Your task
In the listing below, locate the lines that hold the string "wish". Copy those lines.

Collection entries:
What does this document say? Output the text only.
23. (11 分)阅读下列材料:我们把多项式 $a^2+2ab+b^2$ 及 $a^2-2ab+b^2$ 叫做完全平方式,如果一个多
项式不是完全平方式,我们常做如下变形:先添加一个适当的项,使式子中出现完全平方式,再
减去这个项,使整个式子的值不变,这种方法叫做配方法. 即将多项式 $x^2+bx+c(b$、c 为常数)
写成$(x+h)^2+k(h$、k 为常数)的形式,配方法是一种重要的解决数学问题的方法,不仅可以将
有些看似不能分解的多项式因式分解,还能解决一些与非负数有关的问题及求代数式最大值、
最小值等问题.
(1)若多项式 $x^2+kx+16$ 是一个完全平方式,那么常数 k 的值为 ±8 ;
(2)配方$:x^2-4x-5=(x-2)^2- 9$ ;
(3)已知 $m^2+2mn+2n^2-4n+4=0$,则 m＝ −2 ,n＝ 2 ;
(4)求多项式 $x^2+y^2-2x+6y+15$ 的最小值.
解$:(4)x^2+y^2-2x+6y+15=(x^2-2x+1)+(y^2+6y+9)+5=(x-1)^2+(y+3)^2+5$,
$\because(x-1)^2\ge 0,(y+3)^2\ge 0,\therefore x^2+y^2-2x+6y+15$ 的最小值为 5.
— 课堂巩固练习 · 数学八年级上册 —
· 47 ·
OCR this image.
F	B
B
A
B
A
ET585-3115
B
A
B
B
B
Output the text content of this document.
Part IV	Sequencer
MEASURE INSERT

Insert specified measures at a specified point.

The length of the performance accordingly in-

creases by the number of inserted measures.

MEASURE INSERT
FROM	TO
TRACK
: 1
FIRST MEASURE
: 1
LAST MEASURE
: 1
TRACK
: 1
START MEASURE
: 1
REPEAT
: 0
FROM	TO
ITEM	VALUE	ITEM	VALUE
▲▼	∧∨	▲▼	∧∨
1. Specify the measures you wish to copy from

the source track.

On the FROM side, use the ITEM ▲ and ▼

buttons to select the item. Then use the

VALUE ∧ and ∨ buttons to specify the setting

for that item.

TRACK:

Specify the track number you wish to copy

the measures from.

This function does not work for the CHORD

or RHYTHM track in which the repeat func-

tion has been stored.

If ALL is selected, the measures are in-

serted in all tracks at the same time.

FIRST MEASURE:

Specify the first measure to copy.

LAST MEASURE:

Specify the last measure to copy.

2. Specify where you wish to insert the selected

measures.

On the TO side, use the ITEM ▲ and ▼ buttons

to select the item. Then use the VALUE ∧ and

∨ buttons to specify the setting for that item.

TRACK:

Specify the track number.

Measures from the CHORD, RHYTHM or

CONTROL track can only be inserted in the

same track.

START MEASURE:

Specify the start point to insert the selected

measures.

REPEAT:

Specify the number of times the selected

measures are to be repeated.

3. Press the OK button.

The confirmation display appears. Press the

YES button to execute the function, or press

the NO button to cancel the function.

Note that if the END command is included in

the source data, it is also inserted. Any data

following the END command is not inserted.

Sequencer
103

Solution to the exercise
1. Specify the measures you wish to copy from
Specify the track number you wish to copy
2. Specify where you wish to insert the selected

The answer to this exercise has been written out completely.